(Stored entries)
--
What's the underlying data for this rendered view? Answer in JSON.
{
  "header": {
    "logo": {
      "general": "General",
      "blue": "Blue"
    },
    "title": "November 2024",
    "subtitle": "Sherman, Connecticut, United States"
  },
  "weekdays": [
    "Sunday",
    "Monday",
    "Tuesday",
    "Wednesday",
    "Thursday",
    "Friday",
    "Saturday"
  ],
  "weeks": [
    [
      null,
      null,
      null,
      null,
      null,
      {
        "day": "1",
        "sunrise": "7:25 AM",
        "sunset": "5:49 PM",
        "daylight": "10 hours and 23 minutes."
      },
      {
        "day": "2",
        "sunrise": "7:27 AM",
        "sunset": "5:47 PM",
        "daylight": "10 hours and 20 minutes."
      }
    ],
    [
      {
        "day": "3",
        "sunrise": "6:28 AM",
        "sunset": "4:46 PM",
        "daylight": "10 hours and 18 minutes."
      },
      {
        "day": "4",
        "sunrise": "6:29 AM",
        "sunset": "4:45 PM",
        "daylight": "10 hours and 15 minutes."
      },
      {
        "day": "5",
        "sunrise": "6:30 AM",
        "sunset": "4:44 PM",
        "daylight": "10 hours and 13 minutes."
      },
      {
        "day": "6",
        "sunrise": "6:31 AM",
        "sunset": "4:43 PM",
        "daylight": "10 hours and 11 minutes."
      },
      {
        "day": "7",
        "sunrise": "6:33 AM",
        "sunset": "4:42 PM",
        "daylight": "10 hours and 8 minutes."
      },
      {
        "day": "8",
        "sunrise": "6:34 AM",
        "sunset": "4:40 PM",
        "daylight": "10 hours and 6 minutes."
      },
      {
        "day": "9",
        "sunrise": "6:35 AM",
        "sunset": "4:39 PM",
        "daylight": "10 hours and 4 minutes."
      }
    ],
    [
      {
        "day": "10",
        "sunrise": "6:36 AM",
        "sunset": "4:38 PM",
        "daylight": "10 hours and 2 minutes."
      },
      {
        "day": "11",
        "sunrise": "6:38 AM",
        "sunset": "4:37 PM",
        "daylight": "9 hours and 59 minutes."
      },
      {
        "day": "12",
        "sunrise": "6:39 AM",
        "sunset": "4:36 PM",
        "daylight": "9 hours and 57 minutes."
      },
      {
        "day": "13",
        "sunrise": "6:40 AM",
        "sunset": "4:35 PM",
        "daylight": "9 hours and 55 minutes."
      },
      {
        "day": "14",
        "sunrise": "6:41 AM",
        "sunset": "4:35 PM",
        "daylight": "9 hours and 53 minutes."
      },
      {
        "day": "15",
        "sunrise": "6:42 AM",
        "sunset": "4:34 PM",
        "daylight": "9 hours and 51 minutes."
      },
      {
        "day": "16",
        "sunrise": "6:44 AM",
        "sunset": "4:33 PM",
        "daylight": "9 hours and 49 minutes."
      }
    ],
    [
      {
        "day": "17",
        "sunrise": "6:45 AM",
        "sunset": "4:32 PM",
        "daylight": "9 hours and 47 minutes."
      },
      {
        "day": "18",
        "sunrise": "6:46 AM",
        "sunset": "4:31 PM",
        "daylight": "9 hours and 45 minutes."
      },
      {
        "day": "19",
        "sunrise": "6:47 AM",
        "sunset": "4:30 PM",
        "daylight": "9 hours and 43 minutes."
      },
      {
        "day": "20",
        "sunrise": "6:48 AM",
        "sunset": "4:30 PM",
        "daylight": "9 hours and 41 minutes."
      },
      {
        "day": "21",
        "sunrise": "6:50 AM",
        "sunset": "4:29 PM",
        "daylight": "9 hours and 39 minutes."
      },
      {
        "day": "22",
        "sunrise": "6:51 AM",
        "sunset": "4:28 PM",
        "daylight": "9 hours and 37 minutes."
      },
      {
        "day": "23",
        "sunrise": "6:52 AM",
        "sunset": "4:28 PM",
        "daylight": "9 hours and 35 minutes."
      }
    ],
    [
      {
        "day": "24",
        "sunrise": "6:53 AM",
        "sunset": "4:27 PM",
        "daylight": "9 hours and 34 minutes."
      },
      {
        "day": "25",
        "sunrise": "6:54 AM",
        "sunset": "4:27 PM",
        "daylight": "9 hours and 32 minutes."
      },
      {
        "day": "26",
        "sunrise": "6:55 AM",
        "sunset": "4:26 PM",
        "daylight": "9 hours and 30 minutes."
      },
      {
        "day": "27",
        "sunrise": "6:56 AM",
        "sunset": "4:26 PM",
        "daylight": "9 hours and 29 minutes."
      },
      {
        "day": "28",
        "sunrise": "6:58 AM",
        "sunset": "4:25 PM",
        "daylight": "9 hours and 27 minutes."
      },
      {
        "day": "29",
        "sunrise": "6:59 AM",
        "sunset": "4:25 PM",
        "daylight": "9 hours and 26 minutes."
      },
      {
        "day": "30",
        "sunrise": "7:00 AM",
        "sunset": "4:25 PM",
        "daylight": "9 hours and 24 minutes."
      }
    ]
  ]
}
--
Write the complete data out, exactly as above.

THE REPLY:
What's the underlying data for this rendered view? Answer in JSON.
{
  "header": {
    "logo": {
      "general": "General",
      "blue": "Blue"
    },
    "title": "November 2024",
    "subtitle": "Sherman, Connecticut, United States"
  },
  "weekdays": [
    "Sunday",
    "Monday",
    "Tuesday",
    "Wednesday",
    "Thursday",
    "Friday",
    "Saturday"
  ],
  "weeks": [
    [
      null,
      null,
      null,
      null,
      null,
      {
        "day": "1",
        "sunrise": "7:25 AM",
        "sunset": "5:49 PM",
        "daylight": "10 hours and 23 minutes."
      },
      {
        "day": "2",
        "sunrise": "7:27 AM",
        "sunset": "5:47 PM",
        "daylight": "10 hours and 20 minutes."
      }
    ],
    [
      {
        "day": "3",
        "sunrise": "6:28 AM",
        "sunset": "4:46 PM",
        "daylight": "10 hours and 18 minutes."
      },
      {
        "day": "4",
        "sunrise": "6:29 AM",
        "sunset": "4:45 PM",
        "daylight": "10 hours and 15 minutes."
      },
      {
        "day": "5",
        "sunrise": "6:30 AM",
        "sunset": "4:44 PM",
        "daylight": "10 hours and 13 minutes."
      },
      {
        "day": "6",
        "sunrise": "6:31 AM",
        "sunset": "4:43 PM",
        "daylight": "10 hours and 11 minutes."
      },
      {
        "day": "7",
        "sunrise": "6:33 AM",
        "sunset": "4:42 PM",
        "daylight": "10 hours and 8 minutes."
      },
      {
        "day": "8",
        "sunrise": "6:34 AM",
        "sunset": "4:40 PM",
        "daylight": "10 hours and 6 minutes."
      },
      {
        "day": "9",
        "sunrise": "6:35 AM",
        "sunset": "4:39 PM",
        "daylight": "10 hours and 4 minutes."
      }
    ],
    [
      {
        "day": "10",
        "sunrise": "6:36 AM",
        "sunset": "4:38 PM",
        "daylight": "10 hours and 2 minutes."
      },
      {
        "day": "11",
        "sunrise": "6:38 AM",
        "sunset": "4:37 PM",
        "daylight": "9 hours and 59 minutes."
      },
      {
        "day": "12",
        "sunrise": "6:39 AM",
        "sunset": "4:36 PM",
        "daylight": "9 hours and 57 minutes."
      },
      {
        "day": "13",
        "sunrise": "6:40 AM",
        "sunset": "4:35 PM",
        "daylight": "9 hours and 55 minutes."
      },
      {
        "day": "14",
        "sunrise": "6:41 AM",
        "sunset": "4:35 PM",
        "daylight": "9 hours and 53 minutes."
      },
      {
        "day": "15",
        "sunrise": "6:42 AM",
        "sunset": "4:34 PM",
        "daylight": "9 hours and 51 minutes."
      },
      {
        "day": "16",
        "sunrise": "6:44 AM",
        "sunset": "4:33 PM",
        "daylight": "9 hours and 49 minutes."
      }
    ],
    [
      {
        "day": "17",
        "sunrise": "6:45 AM",
        "sunset": "4:32 PM",
        "daylight": "9 hours and 47 minutes."
      },
      {
        "day": "18",
        "sunrise": "6:46 AM",
        "sunset": "4:31 PM",
        "daylight": "9 hours and 45 minutes."
      },
      {
        "day": "19",
        "sunrise": "6:47 AM",
        "sunset": "4:30 PM",
        "daylight": "9 hours and 43 minutes."
      },
      {
        "day": "20",
        "sunrise": "6:48 AM",
        "sunset": "4:30 PM",
        "daylight": "9 hours and 41 minutes."
      },
      {
        "day": "21",
        "sunrise": "6:50 AM",
        "sunset": "4:29 PM",
        "daylight": "9 hours and 39 minutes."
      },
      {
        "day": "22",
        "sunrise": "6:51 AM",
        "sunset": "4:28 PM",
        "daylight": "9 hours and 37 minutes."
      },
      {
        "day": "23",
        "sunrise": "6:52 AM",
        "sunset": "4:28 PM",
        "daylight": "9 hours and 35 minutes."
      }
    ],
    [
      {
        "day": "24",
        "sunrise": "6:53 AM",
        "sunset": "4:27 PM",
        "daylight": "9 hours and 34 minutes."
      },
      {
        "day": "25",
        "sunrise": "6:54 AM",
        "sunset": "4:27 PM",
        "daylight": "9 hours and 32 minutes."
      },
      {
        "day": "26",
        "sunrise": "6:55 AM",
        "sunset": "4:26 PM",
        "daylight": "9 hours and 30 minutes."
      },
      {
        "day": "27",
        "sunrise": "6:56 AM",
        "sunset": "4:26 PM",
        "daylight": "9 hours and 29 minutes."
      },
      {
        "day": "28",
        "sunrise": "6:58 AM",
        "sunset": "4:25 PM",
        "daylight": "9 hours and 27 minutes."
      },
      {
        "day": "29",
        "sunrise": "6:59 AM",
        "sunset": "4:25 PM",
        "daylight": "9 hours and 26 minutes."
      },
      {
        "day": "30",
        "sunrise": "7:00 AM",
        "sunset": "4:25 PM",
        "daylight": "9 hours and 24 minutes."
      }
    ]
  ]
}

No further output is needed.